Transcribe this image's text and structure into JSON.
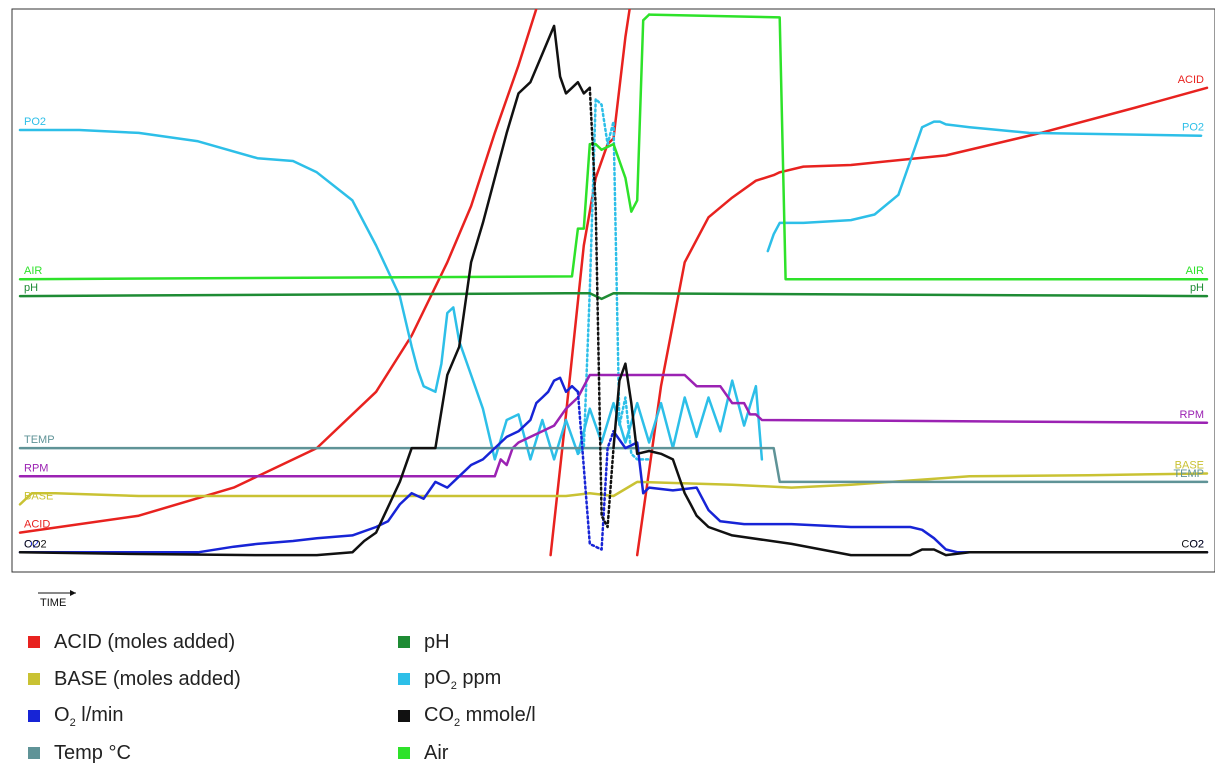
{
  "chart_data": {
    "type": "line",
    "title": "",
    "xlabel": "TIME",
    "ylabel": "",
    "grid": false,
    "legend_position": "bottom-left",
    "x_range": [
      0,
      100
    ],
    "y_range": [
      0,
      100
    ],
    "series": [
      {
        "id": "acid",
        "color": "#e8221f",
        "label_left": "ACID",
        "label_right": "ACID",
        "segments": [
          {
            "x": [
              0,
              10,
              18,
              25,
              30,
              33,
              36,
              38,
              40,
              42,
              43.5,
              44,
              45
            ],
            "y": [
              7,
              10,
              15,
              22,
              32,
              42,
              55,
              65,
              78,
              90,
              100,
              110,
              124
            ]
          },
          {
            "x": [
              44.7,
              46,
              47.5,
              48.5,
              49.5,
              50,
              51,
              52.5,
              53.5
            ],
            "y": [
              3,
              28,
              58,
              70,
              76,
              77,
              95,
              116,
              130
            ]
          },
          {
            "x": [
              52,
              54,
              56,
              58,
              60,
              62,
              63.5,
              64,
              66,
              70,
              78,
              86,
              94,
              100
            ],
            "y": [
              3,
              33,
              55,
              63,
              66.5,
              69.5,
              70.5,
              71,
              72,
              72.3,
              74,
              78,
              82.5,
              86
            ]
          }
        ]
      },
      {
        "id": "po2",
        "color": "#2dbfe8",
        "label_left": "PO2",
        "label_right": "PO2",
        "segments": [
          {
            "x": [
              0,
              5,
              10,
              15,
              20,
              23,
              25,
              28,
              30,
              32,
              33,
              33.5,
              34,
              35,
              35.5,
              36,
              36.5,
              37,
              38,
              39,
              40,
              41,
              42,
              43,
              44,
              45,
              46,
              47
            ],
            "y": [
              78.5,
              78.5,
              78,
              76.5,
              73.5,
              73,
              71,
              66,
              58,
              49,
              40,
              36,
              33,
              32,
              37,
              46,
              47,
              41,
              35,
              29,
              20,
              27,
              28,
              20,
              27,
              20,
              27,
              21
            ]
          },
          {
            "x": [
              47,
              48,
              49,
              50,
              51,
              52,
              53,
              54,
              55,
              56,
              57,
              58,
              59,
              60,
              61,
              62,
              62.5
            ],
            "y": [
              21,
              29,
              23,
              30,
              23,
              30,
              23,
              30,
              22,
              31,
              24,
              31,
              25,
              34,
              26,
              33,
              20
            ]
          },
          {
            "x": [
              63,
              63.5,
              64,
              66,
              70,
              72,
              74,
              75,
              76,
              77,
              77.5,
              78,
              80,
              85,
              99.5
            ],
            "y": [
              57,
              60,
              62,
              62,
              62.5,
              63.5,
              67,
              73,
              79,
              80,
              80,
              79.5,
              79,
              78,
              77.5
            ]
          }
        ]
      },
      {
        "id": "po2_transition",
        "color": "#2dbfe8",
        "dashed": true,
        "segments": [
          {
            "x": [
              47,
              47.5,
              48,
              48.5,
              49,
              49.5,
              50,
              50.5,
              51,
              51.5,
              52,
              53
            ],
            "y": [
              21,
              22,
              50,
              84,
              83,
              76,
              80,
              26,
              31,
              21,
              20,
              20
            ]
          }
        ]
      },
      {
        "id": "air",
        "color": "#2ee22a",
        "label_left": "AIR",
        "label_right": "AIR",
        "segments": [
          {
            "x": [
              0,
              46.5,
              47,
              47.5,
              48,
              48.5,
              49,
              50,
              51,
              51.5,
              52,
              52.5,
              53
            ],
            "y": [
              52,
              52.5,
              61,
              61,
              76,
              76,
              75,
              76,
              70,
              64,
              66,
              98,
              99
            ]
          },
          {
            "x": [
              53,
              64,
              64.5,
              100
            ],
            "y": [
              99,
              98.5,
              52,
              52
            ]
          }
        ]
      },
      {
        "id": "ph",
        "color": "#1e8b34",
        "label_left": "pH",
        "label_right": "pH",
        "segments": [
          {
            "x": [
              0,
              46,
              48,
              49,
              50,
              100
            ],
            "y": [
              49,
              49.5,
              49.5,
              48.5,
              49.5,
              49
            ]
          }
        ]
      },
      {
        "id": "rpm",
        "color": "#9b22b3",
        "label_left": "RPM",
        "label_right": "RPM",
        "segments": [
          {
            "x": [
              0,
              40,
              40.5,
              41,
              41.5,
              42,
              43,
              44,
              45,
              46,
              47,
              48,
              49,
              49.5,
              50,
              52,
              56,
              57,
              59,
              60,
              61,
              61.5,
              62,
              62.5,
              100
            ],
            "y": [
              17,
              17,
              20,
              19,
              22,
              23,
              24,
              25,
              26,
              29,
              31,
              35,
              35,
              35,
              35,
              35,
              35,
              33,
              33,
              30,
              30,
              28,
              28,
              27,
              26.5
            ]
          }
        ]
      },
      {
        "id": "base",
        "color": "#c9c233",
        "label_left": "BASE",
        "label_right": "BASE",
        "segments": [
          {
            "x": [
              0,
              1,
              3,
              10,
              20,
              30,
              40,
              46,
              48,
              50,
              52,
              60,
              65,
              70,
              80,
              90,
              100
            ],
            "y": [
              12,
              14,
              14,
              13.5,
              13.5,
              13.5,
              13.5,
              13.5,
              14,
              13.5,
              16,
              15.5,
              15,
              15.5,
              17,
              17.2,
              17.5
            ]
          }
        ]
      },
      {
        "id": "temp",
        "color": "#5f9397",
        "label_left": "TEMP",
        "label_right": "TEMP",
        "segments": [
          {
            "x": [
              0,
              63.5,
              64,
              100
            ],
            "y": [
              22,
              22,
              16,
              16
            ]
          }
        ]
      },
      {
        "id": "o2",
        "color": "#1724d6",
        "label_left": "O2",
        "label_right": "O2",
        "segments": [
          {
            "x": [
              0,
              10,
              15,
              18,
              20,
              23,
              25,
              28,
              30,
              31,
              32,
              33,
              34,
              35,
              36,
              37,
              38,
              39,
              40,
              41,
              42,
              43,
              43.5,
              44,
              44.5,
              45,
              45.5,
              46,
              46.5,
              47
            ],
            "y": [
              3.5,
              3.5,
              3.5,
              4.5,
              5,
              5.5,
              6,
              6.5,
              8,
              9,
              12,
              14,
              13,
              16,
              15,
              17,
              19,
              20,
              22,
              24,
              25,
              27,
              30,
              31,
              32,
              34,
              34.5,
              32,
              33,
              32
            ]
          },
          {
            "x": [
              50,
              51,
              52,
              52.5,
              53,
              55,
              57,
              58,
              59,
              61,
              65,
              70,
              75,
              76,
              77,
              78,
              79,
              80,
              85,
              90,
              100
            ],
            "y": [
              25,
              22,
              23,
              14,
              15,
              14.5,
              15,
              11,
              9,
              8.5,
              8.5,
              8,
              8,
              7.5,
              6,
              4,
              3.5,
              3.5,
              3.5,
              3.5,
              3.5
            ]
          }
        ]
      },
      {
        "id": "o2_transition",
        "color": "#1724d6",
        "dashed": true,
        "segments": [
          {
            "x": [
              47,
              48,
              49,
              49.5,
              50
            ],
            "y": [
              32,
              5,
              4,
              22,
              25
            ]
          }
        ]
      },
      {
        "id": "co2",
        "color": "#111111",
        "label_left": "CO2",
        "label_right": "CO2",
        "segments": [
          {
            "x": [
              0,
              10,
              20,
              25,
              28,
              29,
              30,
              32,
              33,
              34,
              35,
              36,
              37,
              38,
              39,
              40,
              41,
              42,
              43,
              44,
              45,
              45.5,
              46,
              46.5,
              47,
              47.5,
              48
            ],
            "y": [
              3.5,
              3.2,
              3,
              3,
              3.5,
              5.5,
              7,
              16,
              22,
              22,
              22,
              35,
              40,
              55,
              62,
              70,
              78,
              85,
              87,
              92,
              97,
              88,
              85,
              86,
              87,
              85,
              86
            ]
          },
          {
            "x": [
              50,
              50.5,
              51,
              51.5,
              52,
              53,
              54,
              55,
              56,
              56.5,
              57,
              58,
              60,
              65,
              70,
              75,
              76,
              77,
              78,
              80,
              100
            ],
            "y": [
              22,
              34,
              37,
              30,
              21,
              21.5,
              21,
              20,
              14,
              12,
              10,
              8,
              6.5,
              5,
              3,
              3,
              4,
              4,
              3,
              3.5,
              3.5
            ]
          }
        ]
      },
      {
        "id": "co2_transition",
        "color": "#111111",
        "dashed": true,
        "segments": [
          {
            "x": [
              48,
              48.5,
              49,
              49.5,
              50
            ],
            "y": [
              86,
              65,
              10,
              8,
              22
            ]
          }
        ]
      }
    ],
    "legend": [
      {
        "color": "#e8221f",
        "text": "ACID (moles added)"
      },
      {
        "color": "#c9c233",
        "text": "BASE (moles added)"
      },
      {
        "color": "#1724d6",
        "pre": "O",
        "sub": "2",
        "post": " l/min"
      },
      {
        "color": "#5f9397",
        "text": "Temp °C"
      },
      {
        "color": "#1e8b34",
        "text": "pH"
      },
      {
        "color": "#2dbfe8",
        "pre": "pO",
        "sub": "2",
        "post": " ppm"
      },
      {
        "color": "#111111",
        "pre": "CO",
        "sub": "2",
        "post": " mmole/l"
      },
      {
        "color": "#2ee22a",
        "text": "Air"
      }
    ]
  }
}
****
» **WHAT IS ASKED**
Where a line of the data holds "moles", show that line.

» **CORRECT OUTPUT**
        "text": "ACID (moles added)"
        "text": "BASE (moles added)"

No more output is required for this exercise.